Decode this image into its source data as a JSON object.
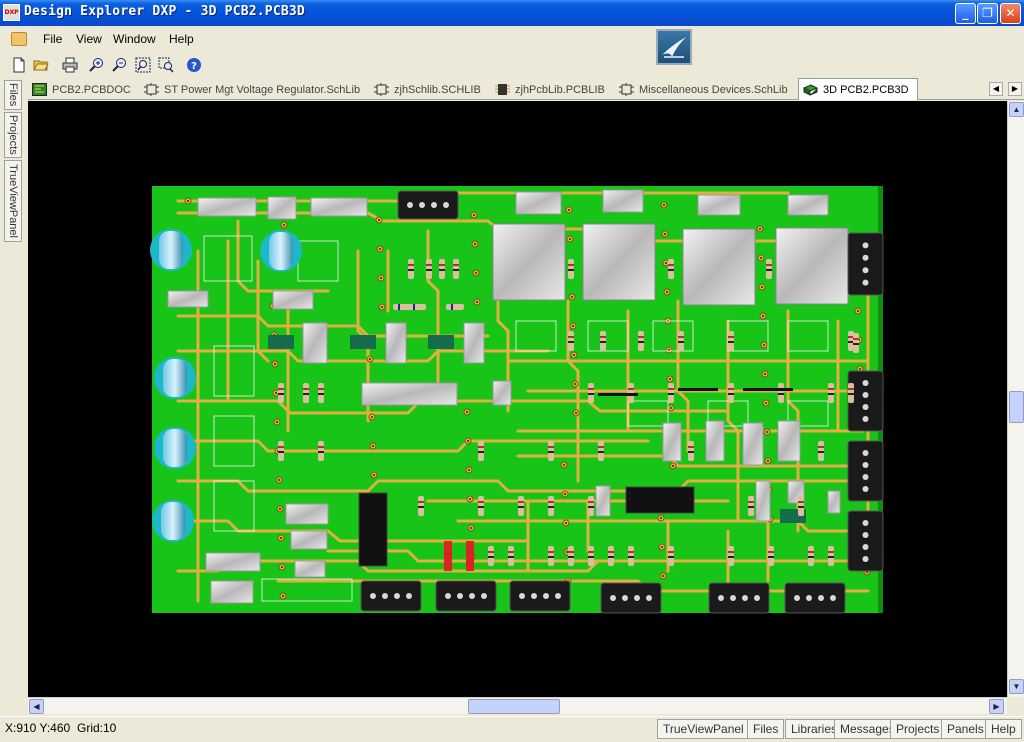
{
  "window": {
    "title": "Design Explorer DXP - 3D PCB2.PCB3D",
    "icon_text": "DXP"
  },
  "menu": {
    "file": "File",
    "view": "View",
    "window": "Window",
    "help": "Help"
  },
  "toolbar": {
    "icons": [
      "new-document-icon",
      "open-folder-icon",
      "print-icon",
      "zoom-in-icon",
      "zoom-out-icon",
      "zoom-fit-icon",
      "zoom-area-icon",
      "help-icon"
    ]
  },
  "tabs": [
    {
      "label": "PCB2.PCBDOC"
    },
    {
      "label": "ST Power Mgt Voltage Regulator.SchLib"
    },
    {
      "label": "zjhSchlib.SCHLIB"
    },
    {
      "label": "zjhPcbLib.PCBLIB"
    },
    {
      "label": "Miscellaneous Devices.SchLib"
    },
    {
      "label": "3D PCB2.PCB3D"
    }
  ],
  "sidepanels": {
    "files": "Files",
    "projects": "Projects",
    "trueview": "TrueViewPanel"
  },
  "status": {
    "coords": "X:910 Y:460",
    "grid": "Grid:10"
  },
  "panel_buttons": [
    "TrueViewPanel",
    "Files",
    "Libraries",
    "Messages",
    "Projects",
    "Panels",
    "Help"
  ],
  "colors": {
    "board": "#19c419",
    "trace": "#e0b040",
    "titlebar": "#0552d8",
    "background": "#000000"
  }
}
————————
Show, from the material above, each line that includes the string "label".

▸ **CORRECT RESPONSE**:
      "label": "PCB2.PCBDOC"
      "label": "ST Power Mgt Voltage Regulator.SchLib"
      "label": "zjhSchlib.SCHLIB"
      "label": "zjhPcbLib.PCBLIB"
      "label": "Miscellaneous Devices.SchLib"
      "label": "3D PCB2.PCB3D"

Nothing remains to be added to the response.